Collected data
================

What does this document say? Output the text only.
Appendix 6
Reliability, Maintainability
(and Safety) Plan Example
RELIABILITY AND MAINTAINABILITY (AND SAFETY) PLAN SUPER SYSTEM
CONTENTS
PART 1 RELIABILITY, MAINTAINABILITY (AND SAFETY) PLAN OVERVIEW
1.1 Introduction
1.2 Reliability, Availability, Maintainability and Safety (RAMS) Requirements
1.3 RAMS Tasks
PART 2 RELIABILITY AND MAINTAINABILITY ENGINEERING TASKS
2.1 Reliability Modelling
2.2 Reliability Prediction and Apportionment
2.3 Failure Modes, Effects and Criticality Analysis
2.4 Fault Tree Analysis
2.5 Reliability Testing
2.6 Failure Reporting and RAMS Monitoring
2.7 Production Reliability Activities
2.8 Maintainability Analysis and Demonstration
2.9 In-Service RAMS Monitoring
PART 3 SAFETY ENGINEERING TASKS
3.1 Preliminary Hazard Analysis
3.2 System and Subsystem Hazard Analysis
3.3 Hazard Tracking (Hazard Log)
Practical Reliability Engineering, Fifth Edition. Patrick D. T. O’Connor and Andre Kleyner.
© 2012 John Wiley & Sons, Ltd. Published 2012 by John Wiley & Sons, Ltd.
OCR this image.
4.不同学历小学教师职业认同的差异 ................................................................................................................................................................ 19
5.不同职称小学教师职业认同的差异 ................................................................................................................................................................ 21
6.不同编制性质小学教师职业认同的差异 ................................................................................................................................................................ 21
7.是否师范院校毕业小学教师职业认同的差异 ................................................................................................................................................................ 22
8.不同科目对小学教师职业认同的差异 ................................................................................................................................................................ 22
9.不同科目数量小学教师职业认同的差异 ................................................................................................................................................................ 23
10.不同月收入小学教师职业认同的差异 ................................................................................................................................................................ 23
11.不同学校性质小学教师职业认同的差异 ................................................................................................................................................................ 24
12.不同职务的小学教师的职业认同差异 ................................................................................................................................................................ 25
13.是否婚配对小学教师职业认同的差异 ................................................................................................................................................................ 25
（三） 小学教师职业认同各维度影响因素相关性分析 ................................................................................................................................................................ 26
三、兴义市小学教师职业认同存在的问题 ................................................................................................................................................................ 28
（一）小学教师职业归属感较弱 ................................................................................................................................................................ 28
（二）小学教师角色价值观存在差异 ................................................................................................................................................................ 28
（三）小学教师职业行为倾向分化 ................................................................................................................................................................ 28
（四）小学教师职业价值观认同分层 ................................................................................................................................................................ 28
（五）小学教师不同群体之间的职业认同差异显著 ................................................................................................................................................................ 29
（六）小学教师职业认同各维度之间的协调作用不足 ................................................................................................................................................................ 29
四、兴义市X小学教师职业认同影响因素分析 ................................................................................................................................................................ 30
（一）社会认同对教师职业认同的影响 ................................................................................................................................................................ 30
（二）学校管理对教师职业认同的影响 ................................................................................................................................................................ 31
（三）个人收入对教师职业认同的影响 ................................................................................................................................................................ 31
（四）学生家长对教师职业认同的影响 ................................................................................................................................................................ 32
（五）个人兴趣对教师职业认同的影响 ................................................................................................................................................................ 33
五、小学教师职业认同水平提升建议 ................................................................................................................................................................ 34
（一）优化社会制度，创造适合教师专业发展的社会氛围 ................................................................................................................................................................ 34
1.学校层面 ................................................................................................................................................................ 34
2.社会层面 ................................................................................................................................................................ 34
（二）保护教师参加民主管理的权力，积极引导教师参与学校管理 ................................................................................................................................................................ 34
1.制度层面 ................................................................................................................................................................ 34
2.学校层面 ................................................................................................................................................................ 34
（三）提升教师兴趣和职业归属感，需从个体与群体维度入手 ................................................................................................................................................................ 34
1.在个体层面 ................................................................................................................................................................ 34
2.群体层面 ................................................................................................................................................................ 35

================

> _What you are asked to do_: Provide all the records again, word for word.

> _Answer for the task_:
What does this document say? Output the text only.
Appendix 6
Reliability, Maintainability
(and Safety) Plan Example
RELIABILITY AND MAINTAINABILITY (AND SAFETY) PLAN SUPER SYSTEM
CONTENTS
PART 1 RELIABILITY, MAINTAINABILITY (AND SAFETY) PLAN OVERVIEW
1.1 Introduction
1.2 Reliability, Availability, Maintainability and Safety (RAMS) Requirements
1.3 RAMS Tasks
PART 2 RELIABILITY AND MAINTAINABILITY ENGINEERING TASKS
2.1 Reliability Modelling
2.2 Reliability Prediction and Apportionment
2.3 Failure Modes, Effects and Criticality Analysis
2.4 Fault Tree Analysis
2.5 Reliability Testing
2.6 Failure Reporting and RAMS Monitoring
2.7 Production Reliability Activities
2.8 Maintainability Analysis and Demonstration
2.9 In-Service RAMS Monitoring
PART 3 SAFETY ENGINEERING TASKS
3.1 Preliminary Hazard Analysis
3.2 System and Subsystem Hazard Analysis
3.3 Hazard Tracking (Hazard Log)
Practical Reliability Engineering, Fifth Edition. Patrick D. T. O’Connor and Andre Kleyner.
© 2012 John Wiley & Sons, Ltd. Published 2012 by John Wiley & Sons, Ltd.
OCR this image.
4.不同学历小学教师职业认同的差异 ................................................................................................................................................................ 19
5.不同职称小学教师职业认同的差异 ................................................................................................................................................................ 21
6.不同编制性质小学教师职业认同的差异 ................................................................................................................................................................ 21
7.是否师范院校毕业小学教师职业认同的差异 ................................................................................................................................................................ 22
8.不同科目对小学教师职业认同的差异 ................................................................................................................................................................ 22
9.不同科目数量小学教师职业认同的差异 ................................................................................................................................................................ 23
10.不同月收入小学教师职业认同的差异 ................................................................................................................................................................ 23
11.不同学校性质小学教师职业认同的差异 ................................................................................................................................................................ 24
12.不同职务的小学教师的职业认同差异 ................................................................................................................................................................ 25
13.是否婚配对小学教师职业认同的差异 ................................................................................................................................................................ 25
（三） 小学教师职业认同各维度影响因素相关性分析 ................................................................................................................................................................ 26
三、兴义市小学教师职业认同存在的问题 ................................................................................................................................................................ 28
（一）小学教师职业归属感较弱 ................................................................................................................................................................ 28
（二）小学教师角色价值观存在差异 ................................................................................................................................................................ 28
（三）小学教师职业行为倾向分化 ................................................................................................................................................................ 28
（四）小学教师职业价值观认同分层 ................................................................................................................................................................ 28
（五）小学教师不同群体之间的职业认同差异显著 ................................................................................................................................................................ 29
（六）小学教师职业认同各维度之间的协调作用不足 ................................................................................................................................................................ 29
四、兴义市X小学教师职业认同影响因素分析 ................................................................................................................................................................ 30
（一）社会认同对教师职业认同的影响 ................................................................................................................................................................ 30
（二）学校管理对教师职业认同的影响 ................................................................................................................................................................ 31
（三）个人收入对教师职业认同的影响 ................................................................................................................................................................ 31
（四）学生家长对教师职业认同的影响 ................................................................................................................................................................ 32
（五）个人兴趣对教师职业认同的影响 ................................................................................................................................................................ 33
五、小学教师职业认同水平提升建议 ................................................................................................................................................................ 34
（一）优化社会制度，创造适合教师专业发展的社会氛围 ................................................................................................................................................................ 34
1.学校层面 ................................................................................................................................................................ 34
2.社会层面 ................................................................................................................................................................ 34
（二）保护教师参加民主管理的权力，积极引导教师参与学校管理 ................................................................................................................................................................ 34
1.制度层面 ................................................................................................................................................................ 34
2.学校层面 ................................................................................................................................................................ 34
（三）提升教师兴趣和职业归属感，需从个体与群体维度入手 ................................................................................................................................................................ 34
1.在个体层面 ................................................................................................................................................................ 34
2.群体层面 ................................................................................................................................................................ 35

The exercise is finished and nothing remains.